"""

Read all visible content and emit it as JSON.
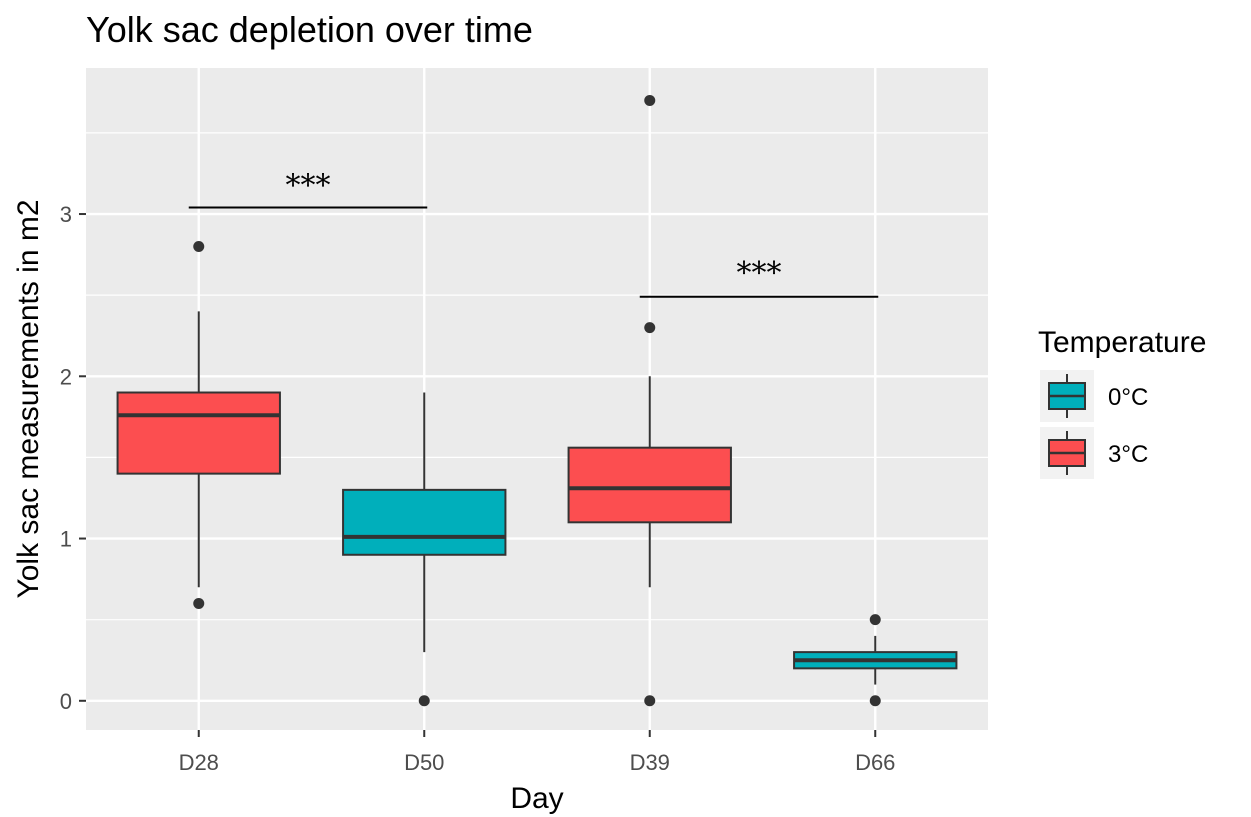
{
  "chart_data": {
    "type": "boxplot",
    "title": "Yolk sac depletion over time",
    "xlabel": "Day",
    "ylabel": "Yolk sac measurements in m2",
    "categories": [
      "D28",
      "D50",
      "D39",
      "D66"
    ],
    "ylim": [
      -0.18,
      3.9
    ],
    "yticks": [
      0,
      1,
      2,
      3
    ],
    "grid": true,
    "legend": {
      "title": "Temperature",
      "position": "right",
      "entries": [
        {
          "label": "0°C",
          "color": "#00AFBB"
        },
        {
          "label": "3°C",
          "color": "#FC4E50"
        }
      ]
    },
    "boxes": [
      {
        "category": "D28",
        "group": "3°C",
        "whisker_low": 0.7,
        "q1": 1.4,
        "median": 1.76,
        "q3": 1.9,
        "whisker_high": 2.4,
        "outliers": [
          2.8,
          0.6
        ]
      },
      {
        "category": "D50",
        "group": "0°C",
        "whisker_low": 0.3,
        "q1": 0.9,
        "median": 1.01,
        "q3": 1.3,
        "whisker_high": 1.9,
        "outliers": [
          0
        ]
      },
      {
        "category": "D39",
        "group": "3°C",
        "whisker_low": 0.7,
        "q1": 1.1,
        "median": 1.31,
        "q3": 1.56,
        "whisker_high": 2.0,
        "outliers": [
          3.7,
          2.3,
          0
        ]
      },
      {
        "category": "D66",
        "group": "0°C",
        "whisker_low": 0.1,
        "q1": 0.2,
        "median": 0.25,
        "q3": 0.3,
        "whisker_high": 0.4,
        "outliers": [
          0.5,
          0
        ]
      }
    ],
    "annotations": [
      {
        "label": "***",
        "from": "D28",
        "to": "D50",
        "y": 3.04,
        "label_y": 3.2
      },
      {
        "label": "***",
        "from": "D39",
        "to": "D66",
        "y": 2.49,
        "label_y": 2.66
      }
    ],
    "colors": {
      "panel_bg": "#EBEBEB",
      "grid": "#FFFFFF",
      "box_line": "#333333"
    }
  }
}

"""
"""

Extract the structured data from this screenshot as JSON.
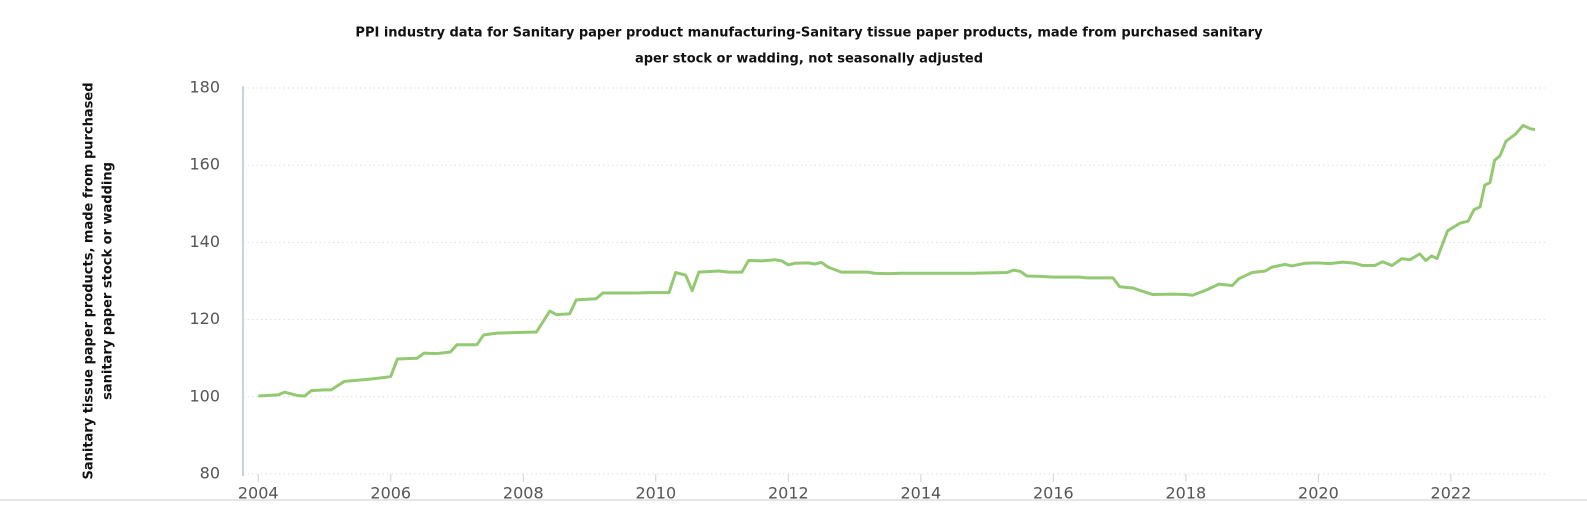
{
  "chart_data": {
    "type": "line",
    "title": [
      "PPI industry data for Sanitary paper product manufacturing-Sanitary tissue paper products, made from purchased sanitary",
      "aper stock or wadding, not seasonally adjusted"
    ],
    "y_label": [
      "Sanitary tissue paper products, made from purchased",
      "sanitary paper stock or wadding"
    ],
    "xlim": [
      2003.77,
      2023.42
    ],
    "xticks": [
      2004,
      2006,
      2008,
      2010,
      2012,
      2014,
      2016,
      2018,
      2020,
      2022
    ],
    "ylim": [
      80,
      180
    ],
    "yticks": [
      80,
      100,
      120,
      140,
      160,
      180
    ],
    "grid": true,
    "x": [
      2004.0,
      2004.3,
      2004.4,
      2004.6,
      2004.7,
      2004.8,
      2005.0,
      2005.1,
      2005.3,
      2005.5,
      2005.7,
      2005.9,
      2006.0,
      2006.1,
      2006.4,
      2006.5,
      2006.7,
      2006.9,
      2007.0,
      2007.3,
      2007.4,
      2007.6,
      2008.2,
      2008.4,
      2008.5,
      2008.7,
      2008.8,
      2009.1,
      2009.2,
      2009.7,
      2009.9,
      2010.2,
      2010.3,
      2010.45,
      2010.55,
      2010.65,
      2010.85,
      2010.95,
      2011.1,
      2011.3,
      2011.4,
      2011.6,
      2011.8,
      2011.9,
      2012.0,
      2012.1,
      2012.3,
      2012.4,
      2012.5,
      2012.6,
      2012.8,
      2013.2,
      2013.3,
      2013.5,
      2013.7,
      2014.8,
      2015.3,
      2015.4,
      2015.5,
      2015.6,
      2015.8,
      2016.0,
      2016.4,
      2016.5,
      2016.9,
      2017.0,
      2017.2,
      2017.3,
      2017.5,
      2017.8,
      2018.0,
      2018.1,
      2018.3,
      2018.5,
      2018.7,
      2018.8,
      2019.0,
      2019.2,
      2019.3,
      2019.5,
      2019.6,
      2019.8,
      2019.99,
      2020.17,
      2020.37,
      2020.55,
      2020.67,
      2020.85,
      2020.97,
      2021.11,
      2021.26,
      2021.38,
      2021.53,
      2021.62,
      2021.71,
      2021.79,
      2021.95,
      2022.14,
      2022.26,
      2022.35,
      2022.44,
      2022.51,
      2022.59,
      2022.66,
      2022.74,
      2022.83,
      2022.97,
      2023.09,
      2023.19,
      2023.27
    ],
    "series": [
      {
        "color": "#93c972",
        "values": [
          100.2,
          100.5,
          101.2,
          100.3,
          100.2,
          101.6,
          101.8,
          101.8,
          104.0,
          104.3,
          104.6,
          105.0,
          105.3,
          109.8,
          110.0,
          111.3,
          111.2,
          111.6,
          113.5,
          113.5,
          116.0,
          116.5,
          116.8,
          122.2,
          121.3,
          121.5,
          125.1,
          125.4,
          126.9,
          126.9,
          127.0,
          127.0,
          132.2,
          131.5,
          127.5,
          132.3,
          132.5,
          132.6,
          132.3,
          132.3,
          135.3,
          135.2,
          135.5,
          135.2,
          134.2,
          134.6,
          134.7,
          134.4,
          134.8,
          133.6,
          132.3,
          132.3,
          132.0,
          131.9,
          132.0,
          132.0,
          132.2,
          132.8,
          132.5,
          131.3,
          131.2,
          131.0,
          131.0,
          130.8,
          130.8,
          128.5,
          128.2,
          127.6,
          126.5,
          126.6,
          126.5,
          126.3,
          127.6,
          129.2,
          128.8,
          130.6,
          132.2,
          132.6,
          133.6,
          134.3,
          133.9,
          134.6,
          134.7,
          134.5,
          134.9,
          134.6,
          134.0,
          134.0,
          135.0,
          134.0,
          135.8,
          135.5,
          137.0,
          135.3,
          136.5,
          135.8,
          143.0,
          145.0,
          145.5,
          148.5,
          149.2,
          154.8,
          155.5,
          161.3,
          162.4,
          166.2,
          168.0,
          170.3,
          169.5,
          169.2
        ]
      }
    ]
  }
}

"""
"""

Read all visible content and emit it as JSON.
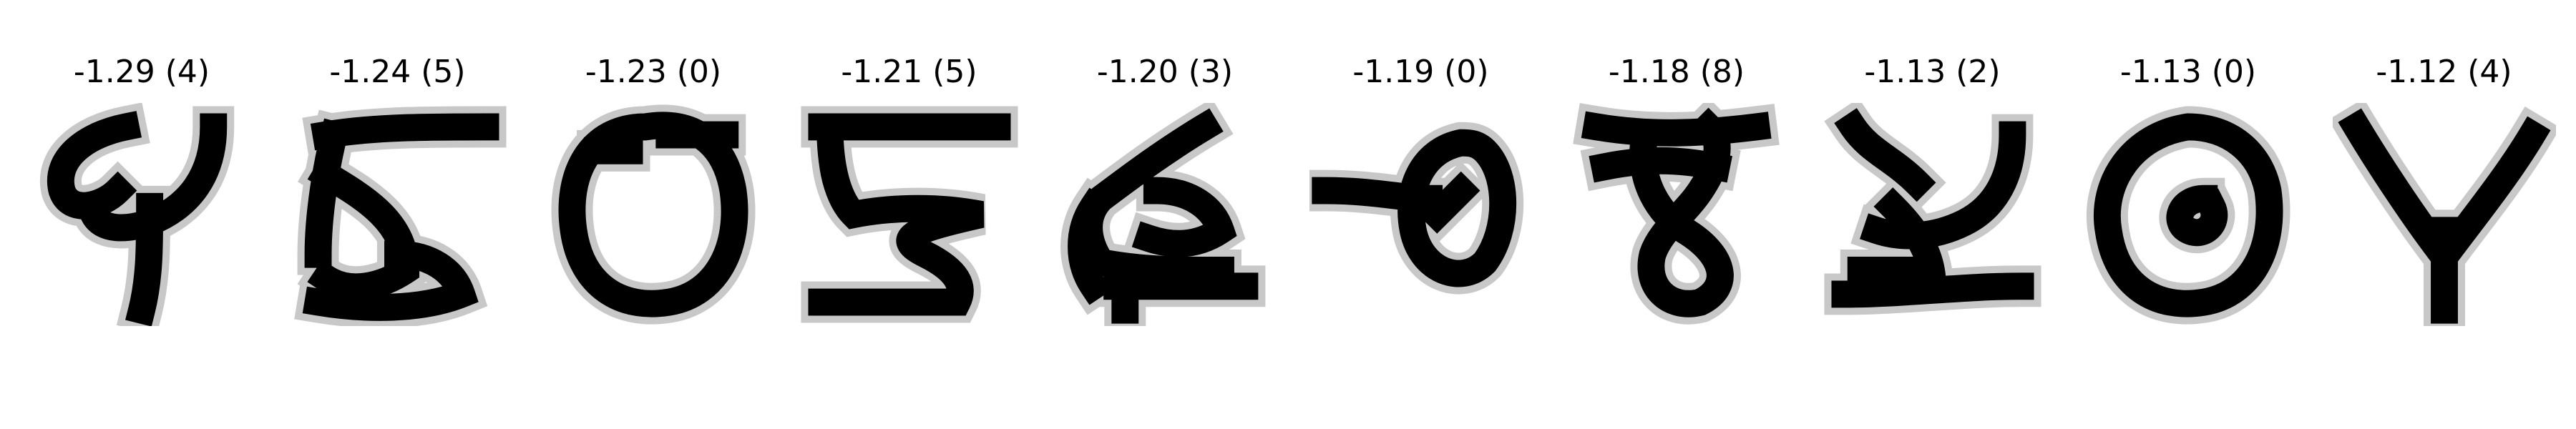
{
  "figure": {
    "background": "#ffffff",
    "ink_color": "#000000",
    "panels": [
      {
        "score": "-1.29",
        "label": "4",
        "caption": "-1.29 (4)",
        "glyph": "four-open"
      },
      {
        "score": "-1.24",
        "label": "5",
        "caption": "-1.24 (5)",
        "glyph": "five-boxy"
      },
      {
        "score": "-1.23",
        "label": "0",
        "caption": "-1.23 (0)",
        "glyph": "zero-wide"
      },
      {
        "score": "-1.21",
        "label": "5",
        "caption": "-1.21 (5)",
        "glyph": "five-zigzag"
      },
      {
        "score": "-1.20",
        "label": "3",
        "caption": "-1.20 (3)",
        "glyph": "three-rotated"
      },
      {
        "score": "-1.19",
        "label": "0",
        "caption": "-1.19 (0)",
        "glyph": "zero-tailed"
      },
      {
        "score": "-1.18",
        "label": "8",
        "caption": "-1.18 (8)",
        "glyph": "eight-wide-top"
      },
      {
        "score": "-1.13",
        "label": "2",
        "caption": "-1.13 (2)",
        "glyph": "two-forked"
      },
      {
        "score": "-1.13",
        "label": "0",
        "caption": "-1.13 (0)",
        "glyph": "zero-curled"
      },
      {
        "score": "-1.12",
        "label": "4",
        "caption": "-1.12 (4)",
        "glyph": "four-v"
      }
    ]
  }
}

"""

_TASK DIRECTIONS_
Identify all lines where the word "caption" shows up. Copy them.

_RESPONSE_
        "caption": "-1.29 (4)",
        "caption": "-1.24 (5)",
        "caption": "-1.23 (0)",
        "caption": "-1.21 (5)",
        "caption": "-1.20 (3)",
        "caption": "-1.19 (0)",
        "caption": "-1.18 (8)",
        "caption": "-1.13 (2)",
        "caption": "-1.13 (0)",
        "caption": "-1.12 (4)",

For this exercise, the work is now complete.